[Dataset listings of figures]
---------------

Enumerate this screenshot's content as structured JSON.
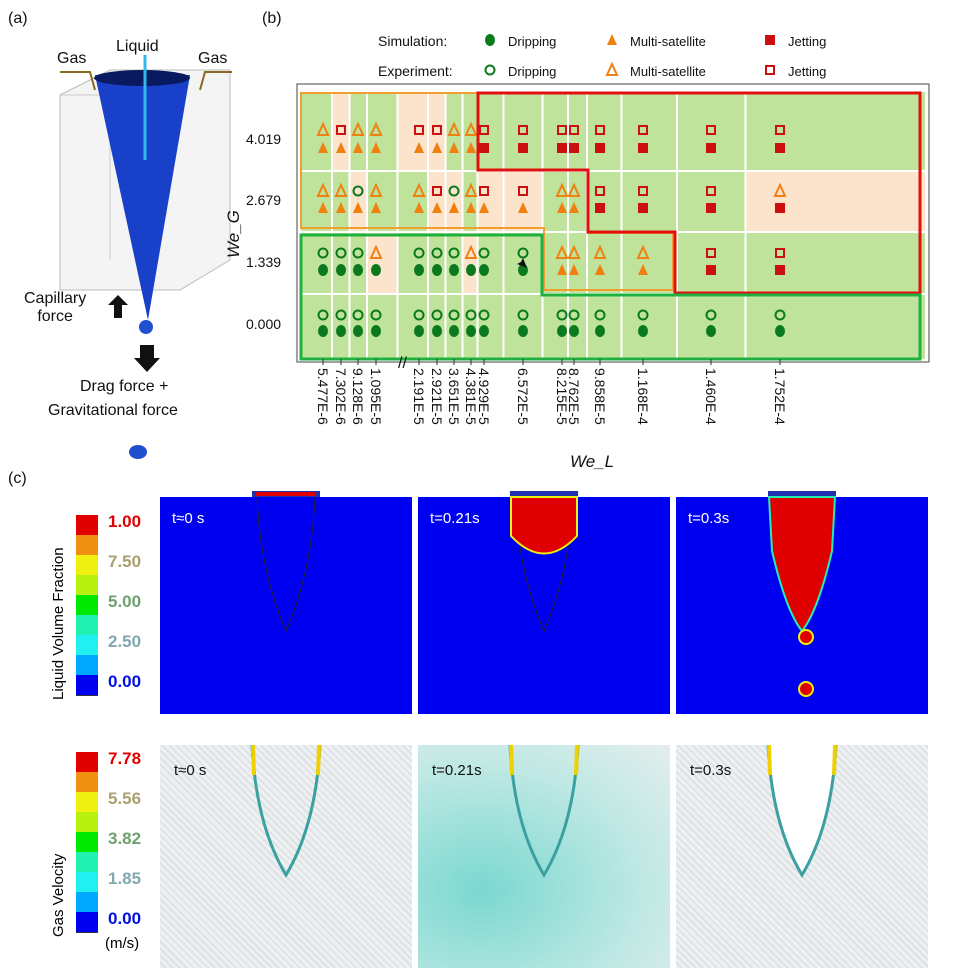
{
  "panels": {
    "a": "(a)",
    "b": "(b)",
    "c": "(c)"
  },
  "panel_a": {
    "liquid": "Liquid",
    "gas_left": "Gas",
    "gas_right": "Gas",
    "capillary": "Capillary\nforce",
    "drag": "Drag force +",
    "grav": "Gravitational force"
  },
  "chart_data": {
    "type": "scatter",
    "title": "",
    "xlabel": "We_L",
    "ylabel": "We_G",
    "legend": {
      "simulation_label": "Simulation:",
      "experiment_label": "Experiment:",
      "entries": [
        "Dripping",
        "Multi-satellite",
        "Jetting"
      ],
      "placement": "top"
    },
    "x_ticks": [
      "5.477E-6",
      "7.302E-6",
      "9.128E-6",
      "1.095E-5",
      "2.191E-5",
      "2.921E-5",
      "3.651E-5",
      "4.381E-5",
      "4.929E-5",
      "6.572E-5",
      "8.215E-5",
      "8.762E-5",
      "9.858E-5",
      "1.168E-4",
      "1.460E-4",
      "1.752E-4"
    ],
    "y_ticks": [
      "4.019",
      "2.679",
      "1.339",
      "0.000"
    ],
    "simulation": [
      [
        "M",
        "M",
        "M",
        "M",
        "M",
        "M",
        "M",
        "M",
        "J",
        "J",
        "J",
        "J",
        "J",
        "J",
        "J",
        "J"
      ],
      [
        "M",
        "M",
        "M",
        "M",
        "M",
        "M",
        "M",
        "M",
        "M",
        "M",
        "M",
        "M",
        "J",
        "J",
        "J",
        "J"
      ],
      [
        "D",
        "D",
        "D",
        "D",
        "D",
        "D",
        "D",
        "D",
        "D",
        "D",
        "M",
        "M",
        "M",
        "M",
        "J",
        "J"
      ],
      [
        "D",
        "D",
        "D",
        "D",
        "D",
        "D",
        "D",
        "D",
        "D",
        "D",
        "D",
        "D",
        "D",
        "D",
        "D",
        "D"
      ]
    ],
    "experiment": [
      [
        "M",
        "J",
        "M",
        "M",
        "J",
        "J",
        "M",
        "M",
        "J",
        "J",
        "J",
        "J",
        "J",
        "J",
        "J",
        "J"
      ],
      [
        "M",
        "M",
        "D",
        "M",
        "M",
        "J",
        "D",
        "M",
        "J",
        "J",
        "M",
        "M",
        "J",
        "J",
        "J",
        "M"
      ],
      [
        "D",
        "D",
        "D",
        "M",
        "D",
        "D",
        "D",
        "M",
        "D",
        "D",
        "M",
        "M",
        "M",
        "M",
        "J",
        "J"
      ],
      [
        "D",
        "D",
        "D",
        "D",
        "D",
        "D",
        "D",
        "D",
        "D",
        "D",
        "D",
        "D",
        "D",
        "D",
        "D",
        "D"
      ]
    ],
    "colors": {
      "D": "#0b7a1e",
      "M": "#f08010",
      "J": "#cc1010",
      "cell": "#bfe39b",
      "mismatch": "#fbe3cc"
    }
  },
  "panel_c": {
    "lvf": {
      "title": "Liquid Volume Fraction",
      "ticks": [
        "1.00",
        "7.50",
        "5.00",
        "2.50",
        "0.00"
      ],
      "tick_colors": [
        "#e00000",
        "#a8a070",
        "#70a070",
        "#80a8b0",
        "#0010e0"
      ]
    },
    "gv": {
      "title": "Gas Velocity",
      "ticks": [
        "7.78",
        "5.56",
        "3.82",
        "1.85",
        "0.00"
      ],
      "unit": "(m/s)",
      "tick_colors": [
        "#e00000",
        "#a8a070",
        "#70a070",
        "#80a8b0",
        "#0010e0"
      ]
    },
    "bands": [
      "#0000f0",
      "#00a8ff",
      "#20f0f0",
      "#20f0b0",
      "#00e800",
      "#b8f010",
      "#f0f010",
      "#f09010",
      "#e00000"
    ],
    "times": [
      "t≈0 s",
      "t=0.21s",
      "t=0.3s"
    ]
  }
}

---------------

Exercise → Transcribe each entry above exactly, apart from the pictures.

Written response →
Enumerate this screenshot's content as structured JSON.
{
  "panels": {
    "a": "(a)",
    "b": "(b)",
    "c": "(c)"
  },
  "panel_a": {
    "liquid": "Liquid",
    "gas_left": "Gas",
    "gas_right": "Gas",
    "capillary": "Capillary\nforce",
    "drag": "Drag force +",
    "grav": "Gravitational force"
  },
  "chart_data": {
    "type": "scatter",
    "title": "",
    "xlabel": "We_L",
    "ylabel": "We_G",
    "legend": {
      "simulation_label": "Simulation:",
      "experiment_label": "Experiment:",
      "entries": [
        "Dripping",
        "Multi-satellite",
        "Jetting"
      ],
      "placement": "top"
    },
    "x_ticks": [
      "5.477E-6",
      "7.302E-6",
      "9.128E-6",
      "1.095E-5",
      "2.191E-5",
      "2.921E-5",
      "3.651E-5",
      "4.381E-5",
      "4.929E-5",
      "6.572E-5",
      "8.215E-5",
      "8.762E-5",
      "9.858E-5",
      "1.168E-4",
      "1.460E-4",
      "1.752E-4"
    ],
    "y_ticks": [
      "4.019",
      "2.679",
      "1.339",
      "0.000"
    ],
    "simulation": [
      [
        "M",
        "M",
        "M",
        "M",
        "M",
        "M",
        "M",
        "M",
        "J",
        "J",
        "J",
        "J",
        "J",
        "J",
        "J",
        "J"
      ],
      [
        "M",
        "M",
        "M",
        "M",
        "M",
        "M",
        "M",
        "M",
        "M",
        "M",
        "M",
        "M",
        "J",
        "J",
        "J",
        "J"
      ],
      [
        "D",
        "D",
        "D",
        "D",
        "D",
        "D",
        "D",
        "D",
        "D",
        "D",
        "M",
        "M",
        "M",
        "M",
        "J",
        "J"
      ],
      [
        "D",
        "D",
        "D",
        "D",
        "D",
        "D",
        "D",
        "D",
        "D",
        "D",
        "D",
        "D",
        "D",
        "D",
        "D",
        "D"
      ]
    ],
    "experiment": [
      [
        "M",
        "J",
        "M",
        "M",
        "J",
        "J",
        "M",
        "M",
        "J",
        "J",
        "J",
        "J",
        "J",
        "J",
        "J",
        "J"
      ],
      [
        "M",
        "M",
        "D",
        "M",
        "M",
        "J",
        "D",
        "M",
        "J",
        "J",
        "M",
        "M",
        "J",
        "J",
        "J",
        "M"
      ],
      [
        "D",
        "D",
        "D",
        "M",
        "D",
        "D",
        "D",
        "M",
        "D",
        "D",
        "M",
        "M",
        "M",
        "M",
        "J",
        "J"
      ],
      [
        "D",
        "D",
        "D",
        "D",
        "D",
        "D",
        "D",
        "D",
        "D",
        "D",
        "D",
        "D",
        "D",
        "D",
        "D",
        "D"
      ]
    ],
    "colors": {
      "D": "#0b7a1e",
      "M": "#f08010",
      "J": "#cc1010",
      "cell": "#bfe39b",
      "mismatch": "#fbe3cc"
    }
  },
  "panel_c": {
    "lvf": {
      "title": "Liquid Volume Fraction",
      "ticks": [
        "1.00",
        "7.50",
        "5.00",
        "2.50",
        "0.00"
      ],
      "tick_colors": [
        "#e00000",
        "#a8a070",
        "#70a070",
        "#80a8b0",
        "#0010e0"
      ]
    },
    "gv": {
      "title": "Gas Velocity",
      "ticks": [
        "7.78",
        "5.56",
        "3.82",
        "1.85",
        "0.00"
      ],
      "unit": "(m/s)",
      "tick_colors": [
        "#e00000",
        "#a8a070",
        "#70a070",
        "#80a8b0",
        "#0010e0"
      ]
    },
    "bands": [
      "#0000f0",
      "#00a8ff",
      "#20f0f0",
      "#20f0b0",
      "#00e800",
      "#b8f010",
      "#f0f010",
      "#f09010",
      "#e00000"
    ],
    "times": [
      "t≈0 s",
      "t=0.21s",
      "t=0.3s"
    ]
  }
}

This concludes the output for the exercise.